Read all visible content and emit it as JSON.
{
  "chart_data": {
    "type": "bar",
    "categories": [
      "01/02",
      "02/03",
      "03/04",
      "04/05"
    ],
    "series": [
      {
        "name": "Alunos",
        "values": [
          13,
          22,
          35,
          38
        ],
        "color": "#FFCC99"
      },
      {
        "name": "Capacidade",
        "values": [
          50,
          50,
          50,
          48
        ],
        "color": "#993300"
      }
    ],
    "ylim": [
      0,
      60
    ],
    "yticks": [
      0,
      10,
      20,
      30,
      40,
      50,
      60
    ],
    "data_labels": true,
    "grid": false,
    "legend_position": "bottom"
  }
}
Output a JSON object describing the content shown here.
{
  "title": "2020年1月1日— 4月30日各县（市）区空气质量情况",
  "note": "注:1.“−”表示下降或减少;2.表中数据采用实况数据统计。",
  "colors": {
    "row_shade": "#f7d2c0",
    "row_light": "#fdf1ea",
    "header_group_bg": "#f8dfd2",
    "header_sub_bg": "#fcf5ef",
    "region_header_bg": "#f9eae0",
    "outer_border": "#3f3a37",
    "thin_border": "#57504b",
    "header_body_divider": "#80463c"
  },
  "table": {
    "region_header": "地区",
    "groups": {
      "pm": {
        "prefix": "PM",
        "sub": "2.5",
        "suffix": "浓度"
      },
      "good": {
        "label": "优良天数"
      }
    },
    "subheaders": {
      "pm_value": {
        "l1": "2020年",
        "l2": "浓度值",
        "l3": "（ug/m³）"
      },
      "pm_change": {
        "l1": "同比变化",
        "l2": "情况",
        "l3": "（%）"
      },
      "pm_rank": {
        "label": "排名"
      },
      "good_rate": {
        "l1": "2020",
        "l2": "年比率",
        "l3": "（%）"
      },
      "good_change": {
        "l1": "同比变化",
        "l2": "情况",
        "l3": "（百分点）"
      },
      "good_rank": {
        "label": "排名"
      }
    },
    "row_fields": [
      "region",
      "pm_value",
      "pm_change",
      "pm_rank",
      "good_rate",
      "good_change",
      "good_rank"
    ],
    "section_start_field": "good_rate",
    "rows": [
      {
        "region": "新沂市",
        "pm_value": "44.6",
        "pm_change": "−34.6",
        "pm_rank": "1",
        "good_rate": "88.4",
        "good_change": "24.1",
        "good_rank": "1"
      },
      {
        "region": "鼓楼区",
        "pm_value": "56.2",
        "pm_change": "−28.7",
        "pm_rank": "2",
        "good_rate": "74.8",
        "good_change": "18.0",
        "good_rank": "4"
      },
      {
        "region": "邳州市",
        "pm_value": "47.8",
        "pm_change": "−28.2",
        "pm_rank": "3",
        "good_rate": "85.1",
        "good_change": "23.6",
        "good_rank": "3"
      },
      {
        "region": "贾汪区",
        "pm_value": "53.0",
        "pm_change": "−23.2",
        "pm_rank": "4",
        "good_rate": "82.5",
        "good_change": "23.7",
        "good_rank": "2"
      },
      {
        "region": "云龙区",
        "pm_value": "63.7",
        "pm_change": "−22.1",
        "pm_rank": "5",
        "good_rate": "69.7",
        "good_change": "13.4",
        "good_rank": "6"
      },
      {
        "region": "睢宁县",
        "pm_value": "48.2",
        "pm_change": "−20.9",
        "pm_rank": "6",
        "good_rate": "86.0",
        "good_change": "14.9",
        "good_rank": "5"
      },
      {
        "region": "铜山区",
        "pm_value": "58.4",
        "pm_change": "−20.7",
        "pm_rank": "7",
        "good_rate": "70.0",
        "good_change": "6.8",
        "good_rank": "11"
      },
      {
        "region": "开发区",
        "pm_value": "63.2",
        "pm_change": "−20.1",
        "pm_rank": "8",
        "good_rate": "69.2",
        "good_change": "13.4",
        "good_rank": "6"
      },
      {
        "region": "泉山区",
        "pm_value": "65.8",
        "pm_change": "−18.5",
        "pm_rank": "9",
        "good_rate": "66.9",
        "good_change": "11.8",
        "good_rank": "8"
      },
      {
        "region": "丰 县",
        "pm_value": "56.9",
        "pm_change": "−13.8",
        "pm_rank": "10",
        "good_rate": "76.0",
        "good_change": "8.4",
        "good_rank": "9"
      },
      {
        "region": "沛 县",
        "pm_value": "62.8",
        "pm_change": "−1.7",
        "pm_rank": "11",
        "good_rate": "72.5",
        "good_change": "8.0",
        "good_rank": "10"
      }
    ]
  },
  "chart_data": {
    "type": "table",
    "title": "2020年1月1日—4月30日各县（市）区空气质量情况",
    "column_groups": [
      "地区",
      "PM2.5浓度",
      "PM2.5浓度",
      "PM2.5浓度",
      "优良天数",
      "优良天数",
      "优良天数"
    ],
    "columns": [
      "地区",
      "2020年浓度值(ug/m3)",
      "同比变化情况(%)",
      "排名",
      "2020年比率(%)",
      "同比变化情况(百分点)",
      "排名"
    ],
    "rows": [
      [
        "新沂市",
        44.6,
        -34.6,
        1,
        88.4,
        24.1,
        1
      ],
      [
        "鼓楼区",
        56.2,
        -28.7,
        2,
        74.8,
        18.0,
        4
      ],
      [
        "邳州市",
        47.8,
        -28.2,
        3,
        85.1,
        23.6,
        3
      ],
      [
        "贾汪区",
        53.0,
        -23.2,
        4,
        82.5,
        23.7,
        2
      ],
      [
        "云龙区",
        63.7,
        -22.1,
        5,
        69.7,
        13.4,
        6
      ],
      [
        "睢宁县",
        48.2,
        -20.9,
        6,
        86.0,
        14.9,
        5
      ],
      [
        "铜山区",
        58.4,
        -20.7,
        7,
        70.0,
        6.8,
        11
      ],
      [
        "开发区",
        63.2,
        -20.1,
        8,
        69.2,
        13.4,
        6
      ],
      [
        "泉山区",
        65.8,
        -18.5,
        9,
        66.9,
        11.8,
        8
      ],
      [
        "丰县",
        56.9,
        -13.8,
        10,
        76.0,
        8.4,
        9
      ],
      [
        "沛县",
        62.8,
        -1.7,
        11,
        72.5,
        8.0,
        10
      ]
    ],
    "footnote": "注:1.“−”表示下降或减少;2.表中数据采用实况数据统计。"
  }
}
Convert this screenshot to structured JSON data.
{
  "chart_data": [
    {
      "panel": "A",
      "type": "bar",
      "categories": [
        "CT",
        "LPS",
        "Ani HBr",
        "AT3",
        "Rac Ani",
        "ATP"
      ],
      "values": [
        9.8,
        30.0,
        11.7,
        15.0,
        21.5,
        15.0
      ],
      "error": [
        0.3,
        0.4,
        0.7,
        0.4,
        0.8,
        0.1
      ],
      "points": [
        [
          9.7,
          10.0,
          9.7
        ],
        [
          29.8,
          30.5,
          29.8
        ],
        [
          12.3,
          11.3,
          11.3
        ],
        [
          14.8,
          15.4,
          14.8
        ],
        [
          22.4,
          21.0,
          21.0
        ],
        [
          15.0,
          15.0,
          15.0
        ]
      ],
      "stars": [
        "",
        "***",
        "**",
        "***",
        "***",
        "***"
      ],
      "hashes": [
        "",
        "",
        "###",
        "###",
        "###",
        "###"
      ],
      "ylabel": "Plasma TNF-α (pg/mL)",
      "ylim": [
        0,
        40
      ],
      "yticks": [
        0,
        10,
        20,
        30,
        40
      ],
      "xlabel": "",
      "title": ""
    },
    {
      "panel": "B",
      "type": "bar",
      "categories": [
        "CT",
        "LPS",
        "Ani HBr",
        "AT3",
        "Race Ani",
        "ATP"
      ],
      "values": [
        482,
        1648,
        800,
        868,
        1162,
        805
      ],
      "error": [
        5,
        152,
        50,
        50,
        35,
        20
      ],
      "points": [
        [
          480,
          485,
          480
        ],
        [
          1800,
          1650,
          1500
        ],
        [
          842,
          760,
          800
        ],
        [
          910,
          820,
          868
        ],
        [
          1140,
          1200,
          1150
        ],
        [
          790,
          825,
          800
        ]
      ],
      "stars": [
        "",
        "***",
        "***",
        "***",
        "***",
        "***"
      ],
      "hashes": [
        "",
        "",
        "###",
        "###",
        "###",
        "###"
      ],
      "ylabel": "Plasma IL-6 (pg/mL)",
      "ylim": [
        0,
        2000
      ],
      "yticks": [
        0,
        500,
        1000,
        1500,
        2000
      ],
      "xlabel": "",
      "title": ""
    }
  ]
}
········
Work instructions:
Look over the listing. Pull out every line with the string "Plasma" in it.

The result:
      "ylabel": "Plasma TNF-α (pg/mL)",
      "ylabel": "Plasma IL-6 (pg/mL)",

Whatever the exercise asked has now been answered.